### [Brief]
Spot every line with the word "value" and return it.
----- Available records -----
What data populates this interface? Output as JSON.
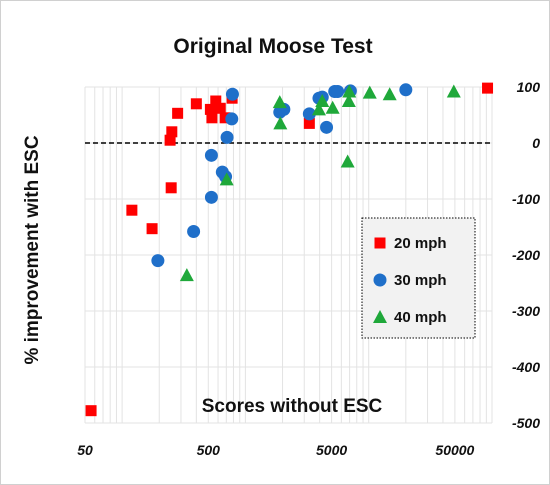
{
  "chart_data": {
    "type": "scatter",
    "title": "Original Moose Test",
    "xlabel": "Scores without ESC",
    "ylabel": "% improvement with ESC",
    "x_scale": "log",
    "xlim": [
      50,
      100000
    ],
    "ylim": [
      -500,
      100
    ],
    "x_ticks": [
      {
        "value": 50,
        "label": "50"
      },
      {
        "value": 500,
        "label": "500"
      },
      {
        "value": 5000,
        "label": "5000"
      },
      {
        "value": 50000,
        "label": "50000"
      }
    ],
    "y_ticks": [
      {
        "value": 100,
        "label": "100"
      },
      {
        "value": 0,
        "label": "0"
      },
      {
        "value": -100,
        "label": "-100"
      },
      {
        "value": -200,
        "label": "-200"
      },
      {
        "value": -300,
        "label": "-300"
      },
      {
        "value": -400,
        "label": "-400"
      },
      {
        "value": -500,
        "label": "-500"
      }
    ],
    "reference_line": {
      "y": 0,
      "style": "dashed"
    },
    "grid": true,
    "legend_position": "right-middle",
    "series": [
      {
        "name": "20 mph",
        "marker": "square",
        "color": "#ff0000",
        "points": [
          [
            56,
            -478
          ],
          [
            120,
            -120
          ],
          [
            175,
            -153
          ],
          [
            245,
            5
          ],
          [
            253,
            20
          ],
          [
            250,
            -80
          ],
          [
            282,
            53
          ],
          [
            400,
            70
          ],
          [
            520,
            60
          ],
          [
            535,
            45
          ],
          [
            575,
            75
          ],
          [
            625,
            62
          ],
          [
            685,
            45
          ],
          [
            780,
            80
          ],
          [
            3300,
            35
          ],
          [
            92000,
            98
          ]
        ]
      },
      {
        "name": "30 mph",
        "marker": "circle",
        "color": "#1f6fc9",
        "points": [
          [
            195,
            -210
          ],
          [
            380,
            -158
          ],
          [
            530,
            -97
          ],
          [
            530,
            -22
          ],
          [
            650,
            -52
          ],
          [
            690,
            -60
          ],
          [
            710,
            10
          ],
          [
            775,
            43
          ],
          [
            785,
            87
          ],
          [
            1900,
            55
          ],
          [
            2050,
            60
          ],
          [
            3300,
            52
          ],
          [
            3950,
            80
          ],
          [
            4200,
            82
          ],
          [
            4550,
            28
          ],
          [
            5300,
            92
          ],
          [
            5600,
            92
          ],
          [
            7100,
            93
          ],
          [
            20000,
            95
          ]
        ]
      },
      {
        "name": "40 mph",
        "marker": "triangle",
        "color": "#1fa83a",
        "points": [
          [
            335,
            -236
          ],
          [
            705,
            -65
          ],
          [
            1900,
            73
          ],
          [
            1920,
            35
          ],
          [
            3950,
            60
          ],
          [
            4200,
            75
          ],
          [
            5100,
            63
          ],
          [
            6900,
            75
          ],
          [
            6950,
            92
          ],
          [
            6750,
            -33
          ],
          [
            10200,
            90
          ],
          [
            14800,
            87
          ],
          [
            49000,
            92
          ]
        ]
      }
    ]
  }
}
-----
### [Solution]
        "value": 50,
        "value": 500,
        "value": 5000,
        "value": 50000,
        "value": 100,
        "value": 0,
        "value": -100,
        "value": -200,
        "value": -300,
        "value": -400,
        "value": -500,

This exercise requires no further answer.